### AIM
Extract, from the listing that follows, each line containing the word "devices".

### SUPPLIED INFORMATION
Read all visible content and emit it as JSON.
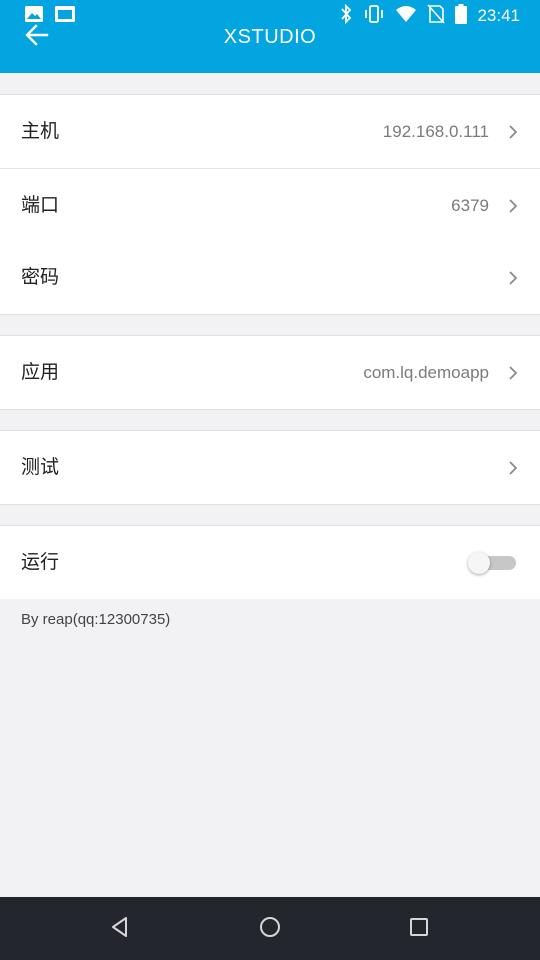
{
  "status_bar": {
    "time": "23:41",
    "icons_left": [
      "image-icon",
      "screen-icon"
    ],
    "icons_right": [
      "bluetooth-icon",
      "vibrate-icon",
      "wifi-icon",
      "no-sim-icon",
      "battery-icon"
    ]
  },
  "app_bar": {
    "title": "XSTUDIO",
    "back_icon": "arrow-left-icon"
  },
  "settings": {
    "host": {
      "label": "主机",
      "value": "192.168.0.111"
    },
    "port": {
      "label": "端口",
      "value": "6379"
    },
    "password": {
      "label": "密码",
      "value": ""
    },
    "app": {
      "label": "应用",
      "value": "com.lq.demoapp"
    },
    "test": {
      "label": "测试"
    },
    "run": {
      "label": "运行",
      "enabled": false
    }
  },
  "footer": {
    "note": "By reap(qq:12300735)"
  },
  "nav_bar": {
    "buttons": [
      "back-triangle-icon",
      "home-circle-icon",
      "recents-square-icon"
    ]
  },
  "colors": {
    "primary": "#02a5e0",
    "background": "#f2f2f4",
    "nav_bar": "#24262d"
  }
}
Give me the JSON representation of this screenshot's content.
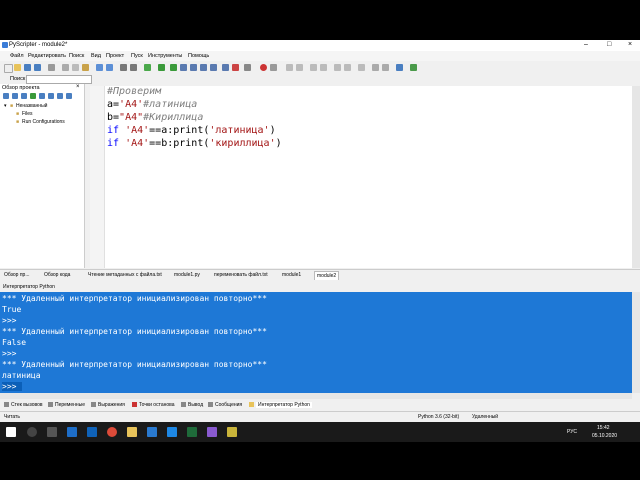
{
  "window": {
    "title": "PyScripter - module2*"
  },
  "menu": [
    "Файл",
    "Редактировать",
    "Поиск",
    "Вид",
    "Проект",
    "Пуск",
    "Инструменты",
    "Помощь"
  ],
  "search": {
    "label": "Поиск"
  },
  "project": {
    "title": "Обзор проекта",
    "close": "×",
    "tree": [
      "Неназванный",
      "Files",
      "Run Configurations"
    ]
  },
  "editor": {
    "lines": {
      "l1": "#Проверим",
      "l2a": "a=",
      "l2b": "'A4'",
      "l2c": "#латиница",
      "l3a": "b=",
      "l3b": "\"A4\"",
      "l3c": "#Кириллица",
      "l4a": "if ",
      "l4b": "'A4'",
      "l4c": "==a:print(",
      "l4d": "'латиница'",
      "l4e": ")",
      "l5a": "if ",
      "l5b": "'A4'",
      "l5c": "==b:print(",
      "l5d": "'кириллица'",
      "l5e": ")"
    }
  },
  "tabs": [
    "Обзор пр...",
    "Обзор кода",
    "Чтение метаданных с файла.txt",
    "module1.py",
    "переменовать файл.txt",
    "module1",
    "module2"
  ],
  "interpreter": {
    "title": "Интерпретатор Python",
    "lines": [
      "*** Удаленный интерпретатор инициализирован повторно***",
      "True",
      ">>>",
      "*** Удаленный интерпретатор инициализирован повторно***",
      "False",
      ">>>",
      "*** Удаленный интерпретатор инициализирован повторно***",
      "латиница",
      ">>>"
    ]
  },
  "bottom_tabs": [
    "Стек вызовов",
    "Переменные",
    "Выражения",
    "Точки останова",
    "Вывод",
    "Сообщения",
    "Интерпретатор Python"
  ],
  "status": {
    "left": "Читать",
    "python": "Python 3.6 (32-bit)",
    "mode": "Удаленный"
  },
  "taskbar": {
    "time": "15:42",
    "date": "05.10.2020",
    "lang": "РУС"
  },
  "colors": {
    "console_bg": "#1e78d6",
    "keyword": "#0000ff",
    "string": "#a31515",
    "comment": "#7f7f7f"
  }
}
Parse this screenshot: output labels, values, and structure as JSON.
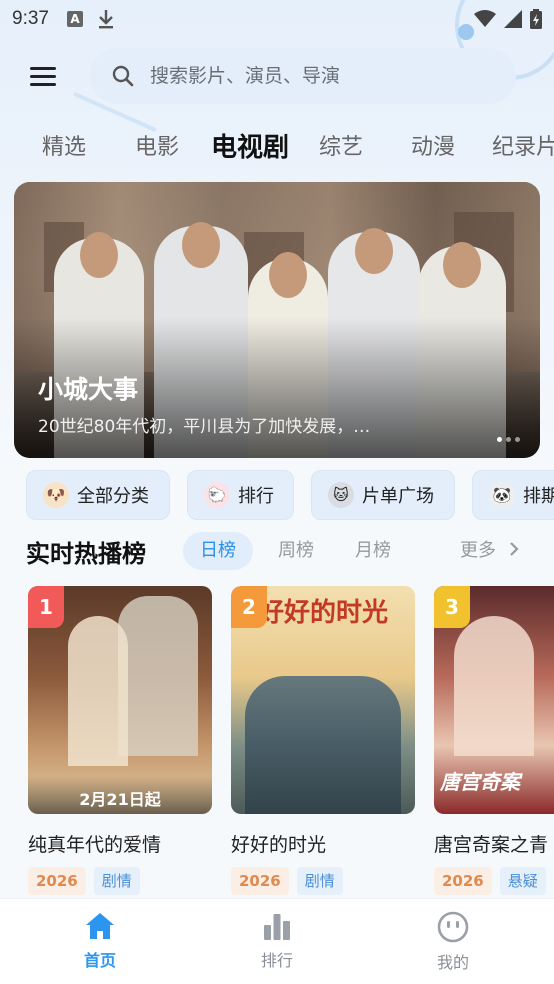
{
  "status_bar": {
    "time": "9:37",
    "a_icon": "A"
  },
  "search": {
    "placeholder": "搜索影片、演员、导演"
  },
  "category_tabs": [
    "精选",
    "电影",
    "电视剧",
    "综艺",
    "动漫",
    "纪录片"
  ],
  "active_category": "电视剧",
  "banner": {
    "title": "小城大事",
    "description": "20世纪80年代初，平川县为了加快发展，…"
  },
  "quick_chips": [
    {
      "label": "全部分类",
      "icon": "dog-emoji-icon"
    },
    {
      "label": "排行",
      "icon": "sheep-emoji-icon"
    },
    {
      "label": "片单广场",
      "icon": "cat-emoji-icon"
    },
    {
      "label": "排期",
      "icon": "panda-emoji-icon"
    }
  ],
  "hot_list": {
    "title": "实时热播榜",
    "periods": [
      "日榜",
      "周榜",
      "月榜"
    ],
    "active_period": "日榜",
    "more": "更多"
  },
  "cards": [
    {
      "rank": "1",
      "title": "纯真年代的爱情",
      "year": "2026",
      "genre": "剧情",
      "rank_color": "#f25a5a",
      "poster_text": "2月21日起"
    },
    {
      "rank": "2",
      "title": "好好的时光",
      "year": "2026",
      "genre": "剧情",
      "rank_color": "#f59a3a",
      "poster_text": "好好的时光"
    },
    {
      "rank": "3",
      "title": "唐宫奇案之青",
      "year": "2026",
      "genre": "悬疑",
      "rank_color": "#f2c12e",
      "poster_text": "唐宫奇案"
    }
  ],
  "bottom_nav": [
    {
      "label": "首页",
      "icon": "home-icon",
      "active": true
    },
    {
      "label": "排行",
      "icon": "bar-chart-icon",
      "active": false
    },
    {
      "label": "我的",
      "icon": "smile-face-icon",
      "active": false
    }
  ],
  "colors": {
    "accent": "#2b95ef",
    "search_bg": "#e3eefa"
  }
}
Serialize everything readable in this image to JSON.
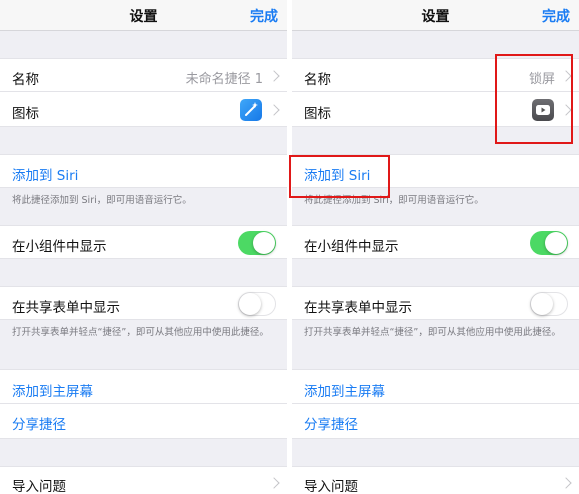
{
  "colors": {
    "accent": "#1a7cf3",
    "switch_on": "#4cd964",
    "highlight": "#e01818"
  },
  "left": {
    "title": "设置",
    "done": "完成",
    "name_label": "名称",
    "name_value": "未命名捷径 1",
    "icon_label": "图标",
    "icon_name": "magic-wand-icon",
    "add_siri": "添加到 Siri",
    "siri_note": "将此捷径添加到 Siri，即可用语音运行它。",
    "widget_label": "在小组件中显示",
    "widget_on": true,
    "share_label": "在共享表单中显示",
    "share_on": false,
    "share_note": "打开共享表单并轻点“捷径”，即可从其他应用中使用此捷径。",
    "add_home": "添加到主屏幕",
    "share_shortcut": "分享捷径",
    "import_question": "导入问题"
  },
  "right": {
    "title": "设置",
    "done": "完成",
    "name_label": "名称",
    "name_value": "锁屏",
    "icon_label": "图标",
    "icon_name": "play-icon",
    "add_siri": "添加到 Siri",
    "siri_note": "将此捷径添加到 Siri，即可用语音运行它。",
    "widget_label": "在小组件中显示",
    "widget_on": true,
    "share_label": "在共享表单中显示",
    "share_on": false,
    "share_note": "打开共享表单并轻点“捷径”，即可从其他应用中使用此捷径。",
    "add_home": "添加到主屏幕",
    "share_shortcut": "分享捷径",
    "import_question": "导入问题"
  }
}
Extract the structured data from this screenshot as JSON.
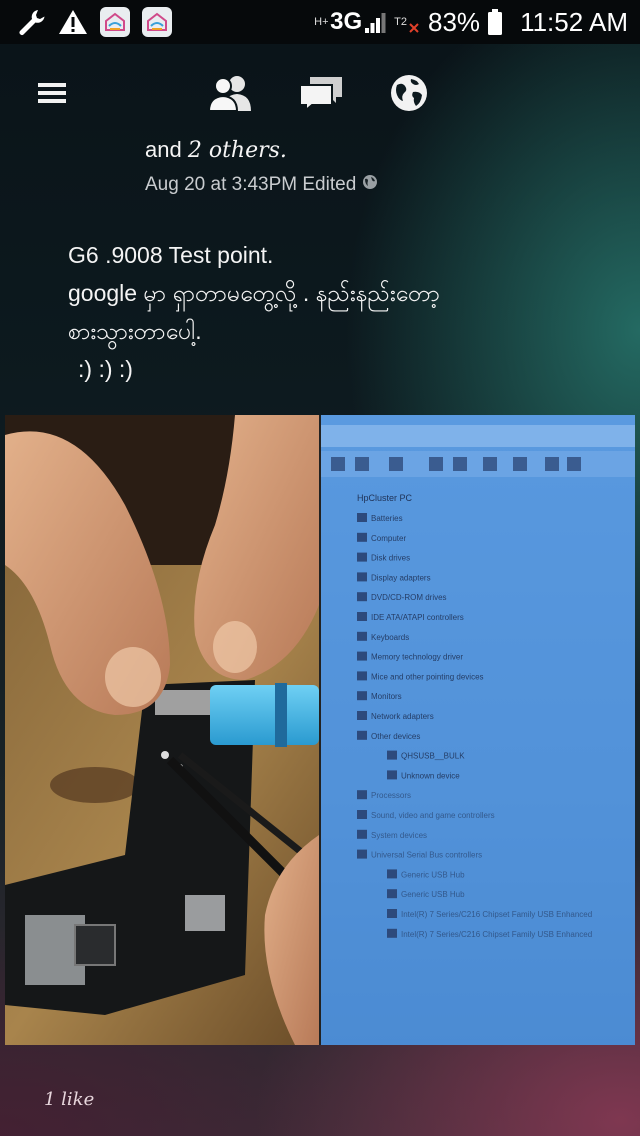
{
  "status_bar": {
    "icons": [
      "wrench-icon",
      "warning-icon",
      "app-icon",
      "app-icon"
    ],
    "network_h": "H+",
    "network_type": "3G",
    "sim2_label": "T2",
    "battery_percent": "83%",
    "time": "11:52 AM"
  },
  "nav": {
    "icons": [
      "menu-icon",
      "friends-icon",
      "messages-icon",
      "globe-icon"
    ]
  },
  "post": {
    "tagline_prefix": "and",
    "tagline_others": "2 others.",
    "timestamp": "Aug 20 at 3:43PM Edited",
    "body_lines": [
      "G6 .9008 Test point.",
      "google မှာ ရှာတာမတွေ့လို့ . နည်းနည်းတော့",
      "စားသွားတာပေါ့.",
      ":) :) :)"
    ],
    "likes": "1 like"
  },
  "photo": {
    "device_manager_root": "HpCluster PC",
    "device_manager_items": [
      "Batteries",
      "Computer",
      "Disk drives",
      "Display adapters",
      "DVD/CD-ROM drives",
      "IDE ATA/ATAPI controllers",
      "Keyboards",
      "Memory technology driver",
      "Mice and other pointing devices",
      "Monitors",
      "Network adapters",
      "Other devices",
      "QHSUSB__BULK",
      "Unknown device",
      "Processors",
      "Sound, video and game controllers",
      "System devices",
      "Universal Serial Bus controllers",
      "Generic USB Hub",
      "Generic USB Hub",
      "Intel(R) 7 Series/C216 Chipset Family USB Enhanced",
      "Intel(R) 7 Series/C216 Chipset Family USB Enhanced"
    ]
  },
  "colors": {
    "status_bar_bg": "#06090b",
    "text_primary": "#f4f4f4",
    "text_secondary": "#c9cccf",
    "screen_blue": "#4f8fd6"
  }
}
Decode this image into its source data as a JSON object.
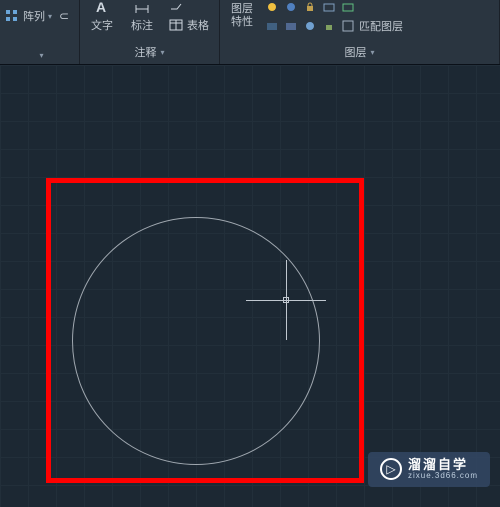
{
  "ribbon": {
    "panel1": {
      "item1": "阵列",
      "title": ""
    },
    "panel2": {
      "text": "文字",
      "dim": "标注",
      "table": "表格",
      "title": "注释"
    },
    "panel3": {
      "layerprops": "图层\n特性",
      "match": "匹配图层",
      "title": "图层"
    }
  },
  "watermark": {
    "main": "溜溜自学",
    "sub": "zixue.3d66.com"
  },
  "colors": {
    "highlight": "#ff0000",
    "canvas_bg": "#1c2833",
    "ribbon_bg": "#2a3540"
  }
}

### OUTPUT
      "Mice and other pointing devices",
      "Other devices",
      "System devices",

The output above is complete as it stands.